> Prompt
Repeat every entry in the listing below, exactly.

> Dataset entries
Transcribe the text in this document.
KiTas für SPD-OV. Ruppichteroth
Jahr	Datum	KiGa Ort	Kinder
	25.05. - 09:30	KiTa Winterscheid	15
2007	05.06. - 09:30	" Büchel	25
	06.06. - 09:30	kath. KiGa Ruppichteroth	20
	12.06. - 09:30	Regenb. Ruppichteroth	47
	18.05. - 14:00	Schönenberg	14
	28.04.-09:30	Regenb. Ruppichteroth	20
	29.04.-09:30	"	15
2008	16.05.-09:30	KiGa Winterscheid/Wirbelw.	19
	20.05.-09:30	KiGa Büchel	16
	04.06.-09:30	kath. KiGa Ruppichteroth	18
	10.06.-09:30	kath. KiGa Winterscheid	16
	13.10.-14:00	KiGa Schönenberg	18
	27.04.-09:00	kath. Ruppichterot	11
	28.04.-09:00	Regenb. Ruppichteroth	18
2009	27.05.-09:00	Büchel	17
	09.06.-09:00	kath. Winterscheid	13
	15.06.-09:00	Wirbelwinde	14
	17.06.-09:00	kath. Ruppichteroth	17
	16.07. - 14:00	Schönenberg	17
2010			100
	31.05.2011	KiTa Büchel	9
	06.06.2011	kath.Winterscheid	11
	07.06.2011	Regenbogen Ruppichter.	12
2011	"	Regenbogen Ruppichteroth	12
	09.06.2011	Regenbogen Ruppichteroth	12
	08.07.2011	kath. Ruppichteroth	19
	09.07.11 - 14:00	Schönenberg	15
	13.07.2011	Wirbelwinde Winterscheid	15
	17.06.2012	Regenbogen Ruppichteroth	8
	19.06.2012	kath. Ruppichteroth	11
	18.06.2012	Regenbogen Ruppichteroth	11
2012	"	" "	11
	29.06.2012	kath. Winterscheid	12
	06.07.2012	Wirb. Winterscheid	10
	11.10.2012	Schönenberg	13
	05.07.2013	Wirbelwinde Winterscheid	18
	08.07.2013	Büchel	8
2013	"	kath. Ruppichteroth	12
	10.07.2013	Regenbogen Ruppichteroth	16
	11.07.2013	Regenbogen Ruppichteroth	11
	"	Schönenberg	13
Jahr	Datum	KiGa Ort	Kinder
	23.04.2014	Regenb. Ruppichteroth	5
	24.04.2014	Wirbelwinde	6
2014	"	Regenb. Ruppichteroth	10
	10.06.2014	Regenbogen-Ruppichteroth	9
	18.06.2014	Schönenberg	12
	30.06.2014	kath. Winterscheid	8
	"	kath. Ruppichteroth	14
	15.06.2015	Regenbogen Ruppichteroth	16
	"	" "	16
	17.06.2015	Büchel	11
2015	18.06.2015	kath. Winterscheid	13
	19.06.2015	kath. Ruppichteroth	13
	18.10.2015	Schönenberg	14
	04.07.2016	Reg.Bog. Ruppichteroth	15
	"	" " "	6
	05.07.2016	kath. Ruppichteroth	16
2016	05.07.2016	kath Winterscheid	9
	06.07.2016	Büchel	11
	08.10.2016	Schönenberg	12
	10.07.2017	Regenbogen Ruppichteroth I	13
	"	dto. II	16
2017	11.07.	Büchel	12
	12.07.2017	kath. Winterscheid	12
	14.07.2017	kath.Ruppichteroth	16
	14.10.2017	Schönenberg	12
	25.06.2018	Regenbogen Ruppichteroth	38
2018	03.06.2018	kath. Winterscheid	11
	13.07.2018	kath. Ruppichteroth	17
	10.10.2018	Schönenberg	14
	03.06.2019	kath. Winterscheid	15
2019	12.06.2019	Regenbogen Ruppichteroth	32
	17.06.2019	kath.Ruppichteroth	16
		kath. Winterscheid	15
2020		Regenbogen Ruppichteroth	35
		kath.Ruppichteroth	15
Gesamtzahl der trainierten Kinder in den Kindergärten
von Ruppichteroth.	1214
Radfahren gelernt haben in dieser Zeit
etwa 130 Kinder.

> Exercise answer
Transcribe the text in this document.
KiTas für SPD-OV. Ruppichteroth
Jahr	Datum	KiGa Ort	Kinder
	25.05. - 09:30	KiTa Winterscheid	15
2007	05.06. - 09:30	" Büchel	25
	06.06. - 09:30	kath. KiGa Ruppichteroth	20
	12.06. - 09:30	Regenb. Ruppichteroth	47
	18.05. - 14:00	Schönenberg	14
	28.04.-09:30	Regenb. Ruppichteroth	20
	29.04.-09:30	"	15
2008	16.05.-09:30	KiGa Winterscheid/Wirbelw.	19
	20.05.-09:30	KiGa Büchel	16
	04.06.-09:30	kath. KiGa Ruppichteroth	18
	10.06.-09:30	kath. KiGa Winterscheid	16
	13.10.-14:00	KiGa Schönenberg	18
	27.04.-09:00	kath. Ruppichterot	11
	28.04.-09:00	Regenb. Ruppichteroth	18
2009	27.05.-09:00	Büchel	17
	09.06.-09:00	kath. Winterscheid	13
	15.06.-09:00	Wirbelwinde	14
	17.06.-09:00	kath. Ruppichteroth	17
	16.07. - 14:00	Schönenberg	17
2010			100
	31.05.2011	KiTa Büchel	9
	06.06.2011	kath.Winterscheid	11
	07.06.2011	Regenbogen Ruppichter.	12
2011	"	Regenbogen Ruppichteroth	12
	09.06.2011	Regenbogen Ruppichteroth	12
	08.07.2011	kath. Ruppichteroth	19
	09.07.11 - 14:00	Schönenberg	15
	13.07.2011	Wirbelwinde Winterscheid	15
	17.06.2012	Regenbogen Ruppichteroth	8
	19.06.2012	kath. Ruppichteroth	11
	18.06.2012	Regenbogen Ruppichteroth	11
2012	"	" "	11
	29.06.2012	kath. Winterscheid	12
	06.07.2012	Wirb. Winterscheid	10
	11.10.2012	Schönenberg	13
	05.07.2013	Wirbelwinde Winterscheid	18
	08.07.2013	Büchel	8
2013	"	kath. Ruppichteroth	12
	10.07.2013	Regenbogen Ruppichteroth	16
	11.07.2013	Regenbogen Ruppichteroth	11
	"	Schönenberg	13
Jahr	Datum	KiGa Ort	Kinder
	23.04.2014	Regenb. Ruppichteroth	5
	24.04.2014	Wirbelwinde	6
2014	"	Regenb. Ruppichteroth	10
	10.06.2014	Regenbogen-Ruppichteroth	9
	18.06.2014	Schönenberg	12
	30.06.2014	kath. Winterscheid	8
	"	kath. Ruppichteroth	14
	15.06.2015	Regenbogen Ruppichteroth	16
	"	" "	16
	17.06.2015	Büchel	11
2015	18.06.2015	kath. Winterscheid	13
	19.06.2015	kath. Ruppichteroth	13
	18.10.2015	Schönenberg	14
	04.07.2016	Reg.Bog. Ruppichteroth	15
	"	" " "	6
	05.07.2016	kath. Ruppichteroth	16
2016	05.07.2016	kath Winterscheid	9
	06.07.2016	Büchel	11
	08.10.2016	Schönenberg	12
	10.07.2017	Regenbogen Ruppichteroth I	13
	"	dto. II	16
2017	11.07.	Büchel	12
	12.07.2017	kath. Winterscheid	12
	14.07.2017	kath.Ruppichteroth	16
	14.10.2017	Schönenberg	12
	25.06.2018	Regenbogen Ruppichteroth	38
2018	03.06.2018	kath. Winterscheid	11
	13.07.2018	kath. Ruppichteroth	17
	10.10.2018	Schönenberg	14
	03.06.2019	kath. Winterscheid	15
2019	12.06.2019	Regenbogen Ruppichteroth	32
	17.06.2019	kath.Ruppichteroth	16
		kath. Winterscheid	15
2020		Regenbogen Ruppichteroth	35
		kath.Ruppichteroth	15
Gesamtzahl der trainierten Kinder in den Kindergärten
von Ruppichteroth.	1214
Radfahren gelernt haben in dieser Zeit
etwa 130 Kinder.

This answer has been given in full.